Task details:
Wherever the word "this" appears in a line, copy that line.

— Start Data —

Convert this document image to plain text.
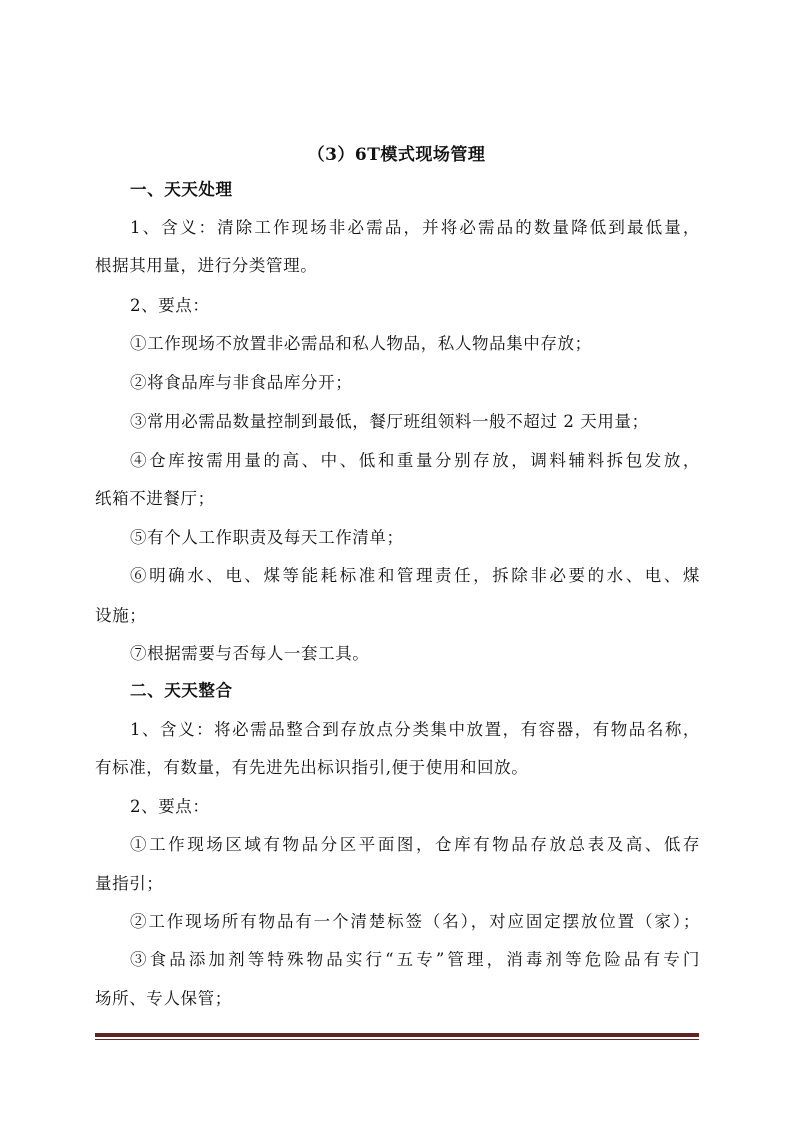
（3）6T模式现场管理
一、天天处理
1、含义：清除工作现场非必需品，并将必需品的数量降低到最低量，
根据其用量，进行分类管理。
2、要点：
①工作现场不放置非必需品和私人物品，私人物品集中存放；
②将食品库与非食品库分开；
③常用必需品数量控制到最低，餐厅班组领料一般不超过 2 天用量；
④仓库按需用量的高、中、低和重量分别存放，调料辅料拆包发放，
纸箱不进餐厅；
⑤有个人工作职责及每天工作清单；
⑥明确水、电、煤等能耗标准和管理责任，拆除非必要的水、电、煤
设施；
⑦根据需要与否每人一套工具。
二、天天整合
1、含义：将必需品整合到存放点分类集中放置，有容器，有物品名称，
有标准，有数量，有先进先出标识指引,便于使用和回放。
2、要点：
①工作现场区域有物品分区平面图，仓库有物品存放总表及高、低存
量指引；
②工作现场所有物品有一个清楚标签（名），对应固定摆放位置（家）；
③食品添加剂等特殊物品实行“五专”管理，消毒剂等危险品有专门
场所、专人保管；
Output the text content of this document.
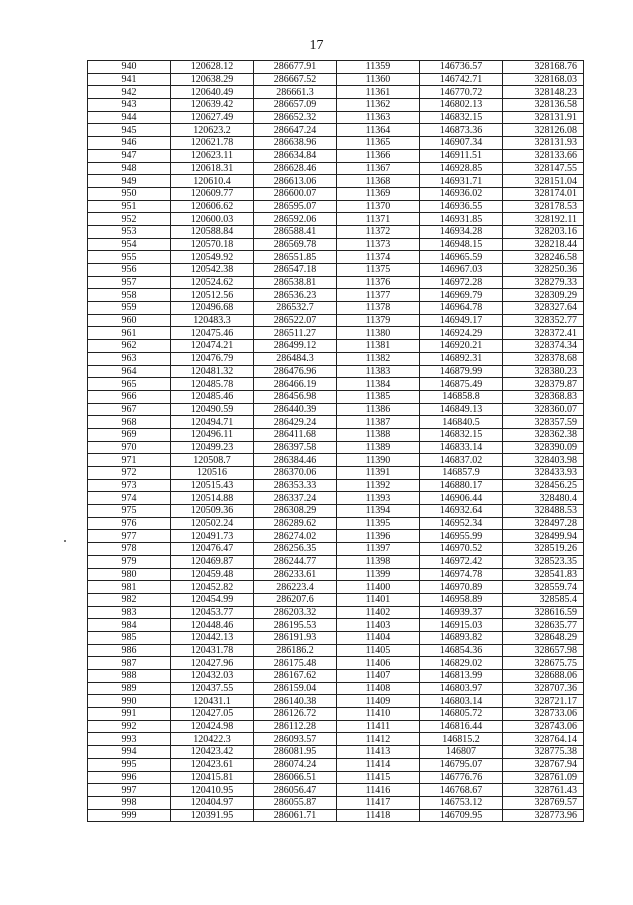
17
940	120628.12	286677.91	11359	146736.57	328168.76
941	120638.29	286667.52	11360	146742.71	328168.03
942	120640.49	286661.3	11361	146770.72	328148.23
943	120639.42	286657.09	11362	146802.13	328136.58
944	120627.49	286652.32	11363	146832.15	328131.91
945	120623.2	286647.24	11364	146873.36	328126.08
946	120621.78	286638.96	11365	146907.34	328131.93
947	120623.11	286634.84	11366	146911.51	328133.66
948	120618.31	286628.46	11367	146928.85	328147.55
949	120610.4	286613.06	11368	146931.71	328151.04
950	120609.77	286600.07	11369	146936.02	328174.01
951	120606.62	286595.07	11370	146936.55	328178.53
952	120600.03	286592.06	11371	146931.85	328192.11
953	120588.84	286588.41	11372	146934.28	328203.16
954	120570.18	286569.78	11373	146948.15	328218.44
955	120549.92	286551.85	11374	146965.59	328246.58
956	120542.38	286547.18	11375	146967.03	328250.36
957	120524.62	286538.81	11376	146972.28	328279.33
958	120512.56	286536.23	11377	146969.79	328309.29
959	120496.68	286532.7	11378	146964.78	328327.64
960	120483.3	286522.07	11379	146949.17	328352.77
961	120475.46	286511.27	11380	146924.29	328372.41
962	120474.21	286499.12	11381	146920.21	328374.34
963	120476.79	286484.3	11382	146892.31	328378.68
964	120481.32	286476.96	11383	146879.99	328380.23
965	120485.78	286466.19	11384	146875.49	328379.87
966	120485.46	286456.98	11385	146858.8	328368.83
967	120490.59	286440.39	11386	146849.13	328360.07
968	120494.71	286429.24	11387	146840.5	328357.59
969	120496.11	286411.68	11388	146832.15	328362.38
970	120499.23	286397.58	11389	146833.14	328390.09
971	120508.7	286384.46	11390	146837.02	328403.98
972	120516	286370.06	11391	146857.9	328433.93
973	120515.43	286353.33	11392	146880.17	328456.25
974	120514.88	286337.24	11393	146906.44	328480.4
975	120509.36	286308.29	11394	146932.64	328488.53
976	120502.24	286289.62	11395	146952.34	328497.28
977	120491.73	286274.02	11396	146955.99	328499.94
978	120476.47	286256.35	11397	146970.52	328519.26
979	120469.87	286244.77	11398	146972.42	328523.35
980	120459.48	286233.61	11399	146974.78	328541.83
981	120452.82	286223.4	11400	146970.89	328559.74
982	120454.99	286207.6	11401	146958.89	328585.4
983	120453.77	286203.32	11402	146939.37	328616.59
984	120448.46	286195.53	11403	146915.03	328635.77
985	120442.13	286191.93	11404	146893.82	328648.29
986	120431.78	286186.2	11405	146854.36	328657.98
987	120427.96	286175.48	11406	146829.02	328675.75
988	120432.03	286167.62	11407	146813.99	328688.06
989	120437.55	286159.04	11408	146803.97	328707.36
990	120431.1	286140.38	11409	146803.14	328721.17
991	120427.05	286126.72	11410	146805.72	328733.06
992	120424.98	286112.28	11411	146816.44	328743.06
993	120422.3	286093.57	11412	146815.2	328764.14
994	120423.42	286081.95	11413	146807	328775.38
995	120423.61	286074.24	11414	146795.07	328767.94
996	120415.81	286066.51	11415	146776.76	328761.09
997	120410.95	286056.47	11416	146768.67	328761.43
998	120404.97	286055.87	11417	146753.12	328769.57
999	120391.95	286061.71	11418	146709.95	328773.96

— End Data —

In response:
Convert this document image to plain text.
Output the text content of this document.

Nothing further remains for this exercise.